* _WHAT YOU SHOULD DO_
Gather up every line that includes the string "JSON".

____________________

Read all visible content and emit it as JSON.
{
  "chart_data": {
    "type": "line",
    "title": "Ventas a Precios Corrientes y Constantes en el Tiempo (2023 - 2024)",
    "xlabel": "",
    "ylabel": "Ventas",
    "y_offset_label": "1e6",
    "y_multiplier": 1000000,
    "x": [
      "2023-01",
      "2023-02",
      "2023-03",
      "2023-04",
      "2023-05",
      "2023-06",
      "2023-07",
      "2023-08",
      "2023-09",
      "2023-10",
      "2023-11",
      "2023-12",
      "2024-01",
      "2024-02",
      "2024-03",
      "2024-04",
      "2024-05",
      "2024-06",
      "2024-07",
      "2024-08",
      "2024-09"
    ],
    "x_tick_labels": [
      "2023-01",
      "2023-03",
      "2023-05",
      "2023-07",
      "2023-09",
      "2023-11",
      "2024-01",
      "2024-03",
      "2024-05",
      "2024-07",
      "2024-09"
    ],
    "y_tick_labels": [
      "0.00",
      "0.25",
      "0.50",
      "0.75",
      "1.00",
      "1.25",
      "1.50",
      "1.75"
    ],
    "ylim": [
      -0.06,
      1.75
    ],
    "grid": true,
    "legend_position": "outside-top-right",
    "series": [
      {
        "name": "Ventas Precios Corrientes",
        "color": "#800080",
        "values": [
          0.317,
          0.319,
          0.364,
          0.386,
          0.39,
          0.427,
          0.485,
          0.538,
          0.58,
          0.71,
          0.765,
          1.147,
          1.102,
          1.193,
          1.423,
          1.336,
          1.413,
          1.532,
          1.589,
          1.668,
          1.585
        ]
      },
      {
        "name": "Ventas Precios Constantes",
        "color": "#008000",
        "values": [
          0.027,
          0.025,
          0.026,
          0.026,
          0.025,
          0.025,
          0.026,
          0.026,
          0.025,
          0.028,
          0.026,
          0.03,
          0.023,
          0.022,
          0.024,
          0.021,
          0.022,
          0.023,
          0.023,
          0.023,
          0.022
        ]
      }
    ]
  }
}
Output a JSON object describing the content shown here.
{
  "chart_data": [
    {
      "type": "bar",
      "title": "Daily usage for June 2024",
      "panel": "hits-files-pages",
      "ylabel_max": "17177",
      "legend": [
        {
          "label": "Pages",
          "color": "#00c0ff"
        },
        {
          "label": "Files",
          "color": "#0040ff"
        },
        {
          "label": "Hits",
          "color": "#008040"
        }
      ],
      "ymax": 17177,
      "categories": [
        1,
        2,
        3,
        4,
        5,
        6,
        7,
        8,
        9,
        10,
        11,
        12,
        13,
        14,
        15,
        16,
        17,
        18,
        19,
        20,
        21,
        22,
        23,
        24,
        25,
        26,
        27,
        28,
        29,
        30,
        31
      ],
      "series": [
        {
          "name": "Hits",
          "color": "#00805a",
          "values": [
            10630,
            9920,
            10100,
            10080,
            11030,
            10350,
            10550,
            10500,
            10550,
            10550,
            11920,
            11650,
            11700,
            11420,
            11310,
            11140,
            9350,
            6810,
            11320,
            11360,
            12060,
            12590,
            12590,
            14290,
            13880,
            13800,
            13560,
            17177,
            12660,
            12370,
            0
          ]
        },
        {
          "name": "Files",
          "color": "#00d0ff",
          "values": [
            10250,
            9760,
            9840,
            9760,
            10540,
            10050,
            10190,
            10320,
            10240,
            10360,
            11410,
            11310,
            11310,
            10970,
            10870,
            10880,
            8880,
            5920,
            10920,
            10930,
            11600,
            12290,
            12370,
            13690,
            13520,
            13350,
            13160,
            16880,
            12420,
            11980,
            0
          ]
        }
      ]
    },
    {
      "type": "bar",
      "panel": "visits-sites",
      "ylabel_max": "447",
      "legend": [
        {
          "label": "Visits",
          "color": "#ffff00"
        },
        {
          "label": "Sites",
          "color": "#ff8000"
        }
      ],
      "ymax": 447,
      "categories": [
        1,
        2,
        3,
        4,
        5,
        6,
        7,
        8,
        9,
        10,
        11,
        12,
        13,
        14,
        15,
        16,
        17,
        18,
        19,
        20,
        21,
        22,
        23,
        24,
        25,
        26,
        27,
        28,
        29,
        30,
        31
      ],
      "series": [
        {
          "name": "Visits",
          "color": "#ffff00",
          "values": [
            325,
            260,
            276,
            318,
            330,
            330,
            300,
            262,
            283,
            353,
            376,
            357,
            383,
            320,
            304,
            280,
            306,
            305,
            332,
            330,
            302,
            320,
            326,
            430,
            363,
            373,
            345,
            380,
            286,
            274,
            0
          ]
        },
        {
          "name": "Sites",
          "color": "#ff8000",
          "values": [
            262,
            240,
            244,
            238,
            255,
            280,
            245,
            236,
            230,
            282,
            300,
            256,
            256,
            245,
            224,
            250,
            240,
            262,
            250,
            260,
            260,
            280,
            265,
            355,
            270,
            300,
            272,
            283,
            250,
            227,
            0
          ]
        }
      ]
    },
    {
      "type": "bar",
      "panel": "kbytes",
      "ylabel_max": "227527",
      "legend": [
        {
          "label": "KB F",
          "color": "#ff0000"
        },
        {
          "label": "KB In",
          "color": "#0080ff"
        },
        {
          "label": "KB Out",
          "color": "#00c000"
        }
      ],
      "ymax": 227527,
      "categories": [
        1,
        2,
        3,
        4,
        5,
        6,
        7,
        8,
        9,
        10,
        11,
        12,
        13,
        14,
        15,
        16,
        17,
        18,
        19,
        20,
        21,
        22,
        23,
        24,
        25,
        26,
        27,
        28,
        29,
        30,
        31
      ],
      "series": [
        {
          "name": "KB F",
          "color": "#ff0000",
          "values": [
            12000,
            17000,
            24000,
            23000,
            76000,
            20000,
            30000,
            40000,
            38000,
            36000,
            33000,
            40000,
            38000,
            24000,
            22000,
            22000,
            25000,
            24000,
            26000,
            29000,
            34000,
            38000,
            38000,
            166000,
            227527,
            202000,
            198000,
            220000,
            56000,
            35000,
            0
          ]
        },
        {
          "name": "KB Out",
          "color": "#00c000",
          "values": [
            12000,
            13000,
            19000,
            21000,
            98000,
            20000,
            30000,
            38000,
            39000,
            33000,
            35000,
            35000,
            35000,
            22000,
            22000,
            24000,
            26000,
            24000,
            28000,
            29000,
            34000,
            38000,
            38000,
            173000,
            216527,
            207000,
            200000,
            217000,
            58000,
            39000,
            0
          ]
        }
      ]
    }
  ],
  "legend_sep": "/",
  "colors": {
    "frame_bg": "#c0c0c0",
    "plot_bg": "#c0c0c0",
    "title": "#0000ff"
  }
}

____________________

* _THE ANSWER_
Read all visible content and emit it as JSON.
Output a JSON object describing the content shown here.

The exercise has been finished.